* Prompt
Rewrite every row with each "element" changed to "item" and everything else unchanged. Omit the pictures from your answer.

* Dataset entries
<<<<
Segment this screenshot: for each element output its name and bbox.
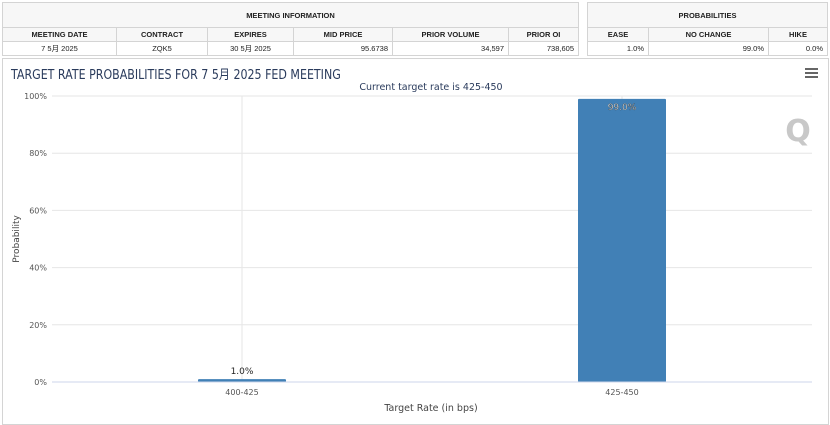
x-tick-label: 400-425 bbox=[225, 388, 258, 397]
y-tick-label: 40% bbox=[29, 264, 47, 273]
x-tick-label: 425-450 bbox=[605, 388, 638, 397]
y-tick-label: 80% bbox=[29, 149, 47, 158]
watermark-logo: Q bbox=[785, 114, 811, 149]
y-tick-label: 100% bbox=[24, 92, 47, 101]
y-tick-label: 0% bbox=[34, 378, 47, 387]
probability-chart: Current target rate is 425-450 0% 20% 40% 60… bbox=[12, 82, 812, 414]
y-tick-label: 20% bbox=[29, 321, 47, 330]
x-axis-title: Target Rate (in bps) bbox=[383, 403, 477, 414]
bar bbox=[578, 98, 666, 383]
data-label: 99.0% bbox=[608, 103, 637, 113]
y-axis-title: Probability bbox=[12, 215, 22, 263]
chart-subtitle: Current target rate is 425-450 bbox=[359, 82, 502, 93]
data-label: 1.0% bbox=[231, 367, 254, 377]
y-tick-label: 60% bbox=[29, 206, 47, 215]
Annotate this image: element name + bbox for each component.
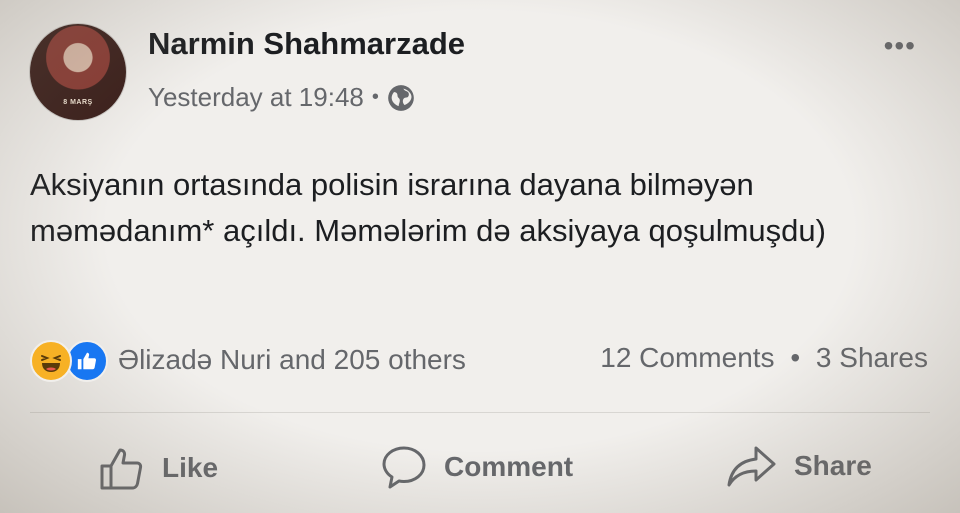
more-options-button[interactable]: •••: [884, 30, 916, 62]
thumbs-up-icon: [100, 448, 143, 490]
photo-vignette: [0, 0, 960, 513]
post-meta: Yesterday at 19:48 •: [148, 82, 415, 113]
comment-bubble-icon: [382, 446, 426, 489]
avatar-caption: 8 MARŞ: [63, 99, 93, 106]
post-text: Aksiyanın ortasında polisin israrına day…: [30, 167, 826, 248]
avatar[interactable]: 8 MARŞ: [30, 24, 126, 120]
engagement-counts: 12 Comments • 3 Shares: [600, 342, 928, 374]
comment-button[interactable]: Comment: [380, 444, 573, 490]
share-label: Share: [794, 450, 872, 481]
reactions-summary[interactable]: Əlizadə Nuri and 205 others: [30, 340, 466, 382]
like-label: Like: [162, 452, 219, 483]
author-name[interactable]: Narmin Shahmarzade: [148, 26, 465, 62]
share-arrow-icon: [727, 446, 776, 487]
reaction-icons: [30, 340, 108, 382]
share-button[interactable]: Share: [726, 444, 872, 488]
haha-reaction-icon: [30, 340, 72, 382]
shares-count[interactable]: 3 Shares: [816, 342, 928, 373]
meta-separator: •: [371, 86, 379, 108]
post-timestamp[interactable]: Yesterday at 19:48: [148, 82, 364, 113]
like-reaction-icon: [66, 340, 108, 382]
divider: [30, 412, 930, 413]
comment-label: Comment: [444, 451, 574, 482]
like-button[interactable]: Like: [98, 444, 218, 492]
reactors-text[interactable]: Əlizadə Nuri and 205 others: [118, 344, 466, 376]
globe-icon[interactable]: [387, 84, 415, 112]
comments-count[interactable]: 12 Comments: [600, 342, 774, 373]
counts-separator: •: [790, 342, 801, 373]
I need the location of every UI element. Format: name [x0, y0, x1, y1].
>>>>
* Exercise solution
Segment this screenshot: for each item output its name and bbox.
x-tick-label: 400-425 bbox=[225, 388, 258, 397]
y-tick-label: 40% bbox=[29, 264, 47, 273]
x-tick-label: 425-450 bbox=[605, 388, 638, 397]
y-tick-label: 80% bbox=[29, 149, 47, 158]
watermark-logo: Q bbox=[785, 114, 811, 149]
y-tick-label: 100% bbox=[24, 92, 47, 101]
y-tick-label: 0% bbox=[34, 378, 47, 387]
probability-chart: Current target rate is 425-450 0% 20% 40% 60… bbox=[12, 82, 812, 414]
y-tick-label: 20% bbox=[29, 321, 47, 330]
x-axis-title: Target Rate (in bps) bbox=[383, 403, 477, 414]
bar bbox=[578, 98, 666, 383]
data-label: 99.0% bbox=[608, 103, 637, 113]
y-axis-title: Probability bbox=[12, 215, 22, 263]
chart-subtitle: Current target rate is 425-450 bbox=[359, 82, 502, 93]
data-label: 1.0% bbox=[231, 367, 254, 377]
y-tick-label: 60% bbox=[29, 206, 47, 215]
Annotate this image: item name + bbox for each component.
more-options-button[interactable]: •••: [884, 30, 916, 62]
thumbs-up-icon: [100, 448, 143, 490]
photo-vignette: [0, 0, 960, 513]
post-meta: Yesterday at 19:48 •: [148, 82, 415, 113]
comment-bubble-icon: [382, 446, 426, 489]
avatar-caption: 8 MARŞ: [63, 99, 93, 106]
post-text: Aksiyanın ortasında polisin israrına day…: [30, 167, 826, 248]
avatar[interactable]: 8 MARŞ: [30, 24, 126, 120]
engagement-counts: 12 Comments • 3 Shares: [600, 342, 928, 374]
comment-button[interactable]: Comment: [380, 444, 573, 490]
share-label: Share: [794, 450, 872, 481]
reactions-summary[interactable]: Əlizadə Nuri and 205 others: [30, 340, 466, 382]
like-label: Like: [162, 452, 219, 483]
author-name[interactable]: Narmin Shahmarzade: [148, 26, 465, 62]
share-arrow-icon: [727, 446, 776, 487]
reaction-icons: [30, 340, 108, 382]
share-button[interactable]: Share: [726, 444, 872, 488]
haha-reaction-icon: [30, 340, 72, 382]
shares-count[interactable]: 3 Shares: [816, 342, 928, 373]
meta-separator: •: [371, 86, 379, 108]
post-timestamp[interactable]: Yesterday at 19:48: [148, 82, 364, 113]
like-reaction-icon: [66, 340, 108, 382]
divider: [30, 412, 930, 413]
comment-label: Comment: [444, 451, 574, 482]
like-button[interactable]: Like: [98, 444, 218, 492]
reactors-text[interactable]: Əlizadə Nuri and 205 others: [118, 344, 466, 376]
globe-icon[interactable]: [387, 84, 415, 112]
comments-count[interactable]: 12 Comments: [600, 342, 774, 373]
counts-separator: •: [790, 342, 801, 373]
I need the location of every UI item. Format: name [x0, y0, x1, y1].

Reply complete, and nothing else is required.